**STATED GOAL**
Write out the listing in full, matching it word for word.

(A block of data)
--- START ---
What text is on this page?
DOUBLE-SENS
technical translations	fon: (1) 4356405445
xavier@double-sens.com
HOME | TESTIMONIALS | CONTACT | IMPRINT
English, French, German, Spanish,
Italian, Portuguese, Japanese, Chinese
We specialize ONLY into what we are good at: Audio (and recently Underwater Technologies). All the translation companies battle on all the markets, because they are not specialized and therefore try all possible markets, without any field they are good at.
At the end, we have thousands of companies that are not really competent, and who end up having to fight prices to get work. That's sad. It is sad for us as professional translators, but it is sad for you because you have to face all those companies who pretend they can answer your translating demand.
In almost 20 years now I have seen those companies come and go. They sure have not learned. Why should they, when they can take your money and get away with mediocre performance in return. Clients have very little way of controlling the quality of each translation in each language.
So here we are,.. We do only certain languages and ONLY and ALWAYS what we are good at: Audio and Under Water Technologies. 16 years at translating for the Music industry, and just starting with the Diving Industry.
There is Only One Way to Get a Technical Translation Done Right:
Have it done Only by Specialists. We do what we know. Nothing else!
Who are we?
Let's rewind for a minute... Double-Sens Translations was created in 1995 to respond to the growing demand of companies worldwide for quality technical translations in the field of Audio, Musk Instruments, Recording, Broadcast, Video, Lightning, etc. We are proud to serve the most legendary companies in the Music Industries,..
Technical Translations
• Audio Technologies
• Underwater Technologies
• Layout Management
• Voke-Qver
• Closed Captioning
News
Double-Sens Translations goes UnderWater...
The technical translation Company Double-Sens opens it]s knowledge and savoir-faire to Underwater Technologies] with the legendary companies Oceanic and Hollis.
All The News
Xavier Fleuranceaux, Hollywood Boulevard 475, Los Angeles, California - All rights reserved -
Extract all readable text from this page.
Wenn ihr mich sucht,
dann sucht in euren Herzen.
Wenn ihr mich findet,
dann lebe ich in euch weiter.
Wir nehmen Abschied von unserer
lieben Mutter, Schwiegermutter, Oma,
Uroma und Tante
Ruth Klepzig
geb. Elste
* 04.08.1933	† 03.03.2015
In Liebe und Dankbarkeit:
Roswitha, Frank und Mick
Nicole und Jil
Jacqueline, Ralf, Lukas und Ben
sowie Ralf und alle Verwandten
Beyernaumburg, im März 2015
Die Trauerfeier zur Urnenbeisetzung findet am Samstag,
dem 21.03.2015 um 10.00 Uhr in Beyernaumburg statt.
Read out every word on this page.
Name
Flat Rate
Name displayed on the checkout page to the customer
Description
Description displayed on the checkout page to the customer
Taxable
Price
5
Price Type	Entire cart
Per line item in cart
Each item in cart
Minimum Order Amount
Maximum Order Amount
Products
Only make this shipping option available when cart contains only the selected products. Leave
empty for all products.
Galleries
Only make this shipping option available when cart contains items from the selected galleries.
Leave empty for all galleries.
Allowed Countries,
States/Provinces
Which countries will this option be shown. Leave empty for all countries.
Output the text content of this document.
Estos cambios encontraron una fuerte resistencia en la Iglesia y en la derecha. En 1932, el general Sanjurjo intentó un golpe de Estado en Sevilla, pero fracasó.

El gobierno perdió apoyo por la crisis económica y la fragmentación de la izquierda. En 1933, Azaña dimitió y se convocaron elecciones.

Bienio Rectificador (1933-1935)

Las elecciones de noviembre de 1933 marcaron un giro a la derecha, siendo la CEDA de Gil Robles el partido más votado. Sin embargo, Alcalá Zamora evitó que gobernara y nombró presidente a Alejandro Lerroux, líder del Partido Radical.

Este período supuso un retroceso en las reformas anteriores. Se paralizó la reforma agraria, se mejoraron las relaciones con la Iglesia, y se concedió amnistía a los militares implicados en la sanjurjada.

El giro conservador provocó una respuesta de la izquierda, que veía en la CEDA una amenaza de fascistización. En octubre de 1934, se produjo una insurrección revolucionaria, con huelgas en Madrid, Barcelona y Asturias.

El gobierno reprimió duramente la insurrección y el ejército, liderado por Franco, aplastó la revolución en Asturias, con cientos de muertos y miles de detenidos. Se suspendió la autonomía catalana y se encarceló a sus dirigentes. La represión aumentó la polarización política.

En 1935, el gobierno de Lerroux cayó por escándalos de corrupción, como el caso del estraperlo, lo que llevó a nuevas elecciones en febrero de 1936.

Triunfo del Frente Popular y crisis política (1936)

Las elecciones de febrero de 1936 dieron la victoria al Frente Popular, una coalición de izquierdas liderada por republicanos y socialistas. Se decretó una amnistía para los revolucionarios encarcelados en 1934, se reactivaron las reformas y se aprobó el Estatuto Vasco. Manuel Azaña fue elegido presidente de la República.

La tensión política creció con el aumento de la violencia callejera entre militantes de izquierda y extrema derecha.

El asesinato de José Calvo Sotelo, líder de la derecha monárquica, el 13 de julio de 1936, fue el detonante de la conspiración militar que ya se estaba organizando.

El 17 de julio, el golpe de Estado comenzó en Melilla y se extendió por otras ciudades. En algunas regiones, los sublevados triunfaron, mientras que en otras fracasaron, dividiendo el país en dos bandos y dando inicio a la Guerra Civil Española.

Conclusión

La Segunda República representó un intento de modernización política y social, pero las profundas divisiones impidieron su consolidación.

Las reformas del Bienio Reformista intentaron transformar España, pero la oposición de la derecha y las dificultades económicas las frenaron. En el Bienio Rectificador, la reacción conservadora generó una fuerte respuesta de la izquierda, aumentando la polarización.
--- END ---
**CORRECT OUTPUT**
What text is on this page?
DOUBLE-SENS
technical translations	fon: (1) 4356405445
xavier@double-sens.com
HOME | TESTIMONIALS | CONTACT | IMPRINT
English, French, German, Spanish,
Italian, Portuguese, Japanese, Chinese
We specialize ONLY into what we are good at: Audio (and recently Underwater Technologies). All the translation companies battle on all the markets, because they are not specialized and therefore try all possible markets, without any field they are good at.
At the end, we have thousands of companies that are not really competent, and who end up having to fight prices to get work. That's sad. It is sad for us as professional translators, but it is sad for you because you have to face all those companies who pretend they can answer your translating demand.
In almost 20 years now I have seen those companies come and go. They sure have not learned. Why should they, when they can take your money and get away with mediocre performance in return. Clients have very little way of controlling the quality of each translation in each language.
So here we are,.. We do only certain languages and ONLY and ALWAYS what we are good at: Audio and Under Water Technologies. 16 years at translating for the Music industry, and just starting with the Diving Industry.
There is Only One Way to Get a Technical Translation Done Right:
Have it done Only by Specialists. We do what we know. Nothing else!
Who are we?
Let's rewind for a minute... Double-Sens Translations was created in 1995 to respond to the growing demand of companies worldwide for quality technical translations in the field of Audio, Musk Instruments, Recording, Broadcast, Video, Lightning, etc. We are proud to serve the most legendary companies in the Music Industries,..
Technical Translations
• Audio Technologies
• Underwater Technologies
• Layout Management
• Voke-Qver
• Closed Captioning
News
Double-Sens Translations goes UnderWater...
The technical translation Company Double-Sens opens it]s knowledge and savoir-faire to Underwater Technologies] with the legendary companies Oceanic and Hollis.
All The News
Xavier Fleuranceaux, Hollywood Boulevard 475, Los Angeles, California - All rights reserved -
Extract all readable text from this page.
Wenn ihr mich sucht,
dann sucht in euren Herzen.
Wenn ihr mich findet,
dann lebe ich in euch weiter.
Wir nehmen Abschied von unserer
lieben Mutter, Schwiegermutter, Oma,
Uroma und Tante
Ruth Klepzig
geb. Elste
* 04.08.1933	† 03.03.2015
In Liebe und Dankbarkeit:
Roswitha, Frank und Mick
Nicole und Jil
Jacqueline, Ralf, Lukas und Ben
sowie Ralf und alle Verwandten
Beyernaumburg, im März 2015
Die Trauerfeier zur Urnenbeisetzung findet am Samstag,
dem 21.03.2015 um 10.00 Uhr in Beyernaumburg statt.
Read out every word on this page.
Name
Flat Rate
Name displayed on the checkout page to the customer
Description
Description displayed on the checkout page to the customer
Taxable
Price
5
Price Type	Entire cart
Per line item in cart
Each item in cart
Minimum Order Amount
Maximum Order Amount
Products
Only make this shipping option available when cart contains only the selected products. Leave
empty for all products.
Galleries
Only make this shipping option available when cart contains items from the selected galleries.
Leave empty for all galleries.
Allowed Countries,
States/Provinces
Which countries will this option be shown. Leave empty for all countries.
Output the text content of this document.
Estos cambios encontraron una fuerte resistencia en la Iglesia y en la derecha. En 1932, el general Sanjurjo intentó un golpe de Estado en Sevilla, pero fracasó.

El gobierno perdió apoyo por la crisis económica y la fragmentación de la izquierda. En 1933, Azaña dimitió y se convocaron elecciones.

Bienio Rectificador (1933-1935)

Las elecciones de noviembre de 1933 marcaron un giro a la derecha, siendo la CEDA de Gil Robles el partido más votado. Sin embargo, Alcalá Zamora evitó que gobernara y nombró presidente a Alejandro Lerroux, líder del Partido Radical.

Este período supuso un retroceso en las reformas anteriores. Se paralizó la reforma agraria, se mejoraron las relaciones con la Iglesia, y se concedió amnistía a los militares implicados en la sanjurjada.

El giro conservador provocó una respuesta de la izquierda, que veía en la CEDA una amenaza de fascistización. En octubre de 1934, se produjo una insurrección revolucionaria, con huelgas en Madrid, Barcelona y Asturias.

El gobierno reprimió duramente la insurrección y el ejército, liderado por Franco, aplastó la revolución en Asturias, con cientos de muertos y miles de detenidos. Se suspendió la autonomía catalana y se encarceló a sus dirigentes. La represión aumentó la polarización política.

En 1935, el gobierno de Lerroux cayó por escándalos de corrupción, como el caso del estraperlo, lo que llevó a nuevas elecciones en febrero de 1936.

Triunfo del Frente Popular y crisis política (1936)

Las elecciones de febrero de 1936 dieron la victoria al Frente Popular, una coalición de izquierdas liderada por republicanos y socialistas. Se decretó una amnistía para los revolucionarios encarcelados en 1934, se reactivaron las reformas y se aprobó el Estatuto Vasco. Manuel Azaña fue elegido presidente de la República.

La tensión política creció con el aumento de la violencia callejera entre militantes de izquierda y extrema derecha.

El asesinato de José Calvo Sotelo, líder de la derecha monárquica, el 13 de julio de 1936, fue el detonante de la conspiración militar que ya se estaba organizando.

El 17 de julio, el golpe de Estado comenzó en Melilla y se extendió por otras ciudades. En algunas regiones, los sublevados triunfaron, mientras que en otras fracasaron, dividiendo el país en dos bandos y dando inicio a la Guerra Civil Española.

Conclusión

La Segunda República representó un intento de modernización política y social, pero las profundas divisiones impidieron su consolidación.

Las reformas del Bienio Reformista intentaron transformar España, pero la oposición de la derecha y las dificultades económicas las frenaron. En el Bienio Rectificador, la reacción conservadora generó una fuerte respuesta de la izquierda, aumentando la polarización.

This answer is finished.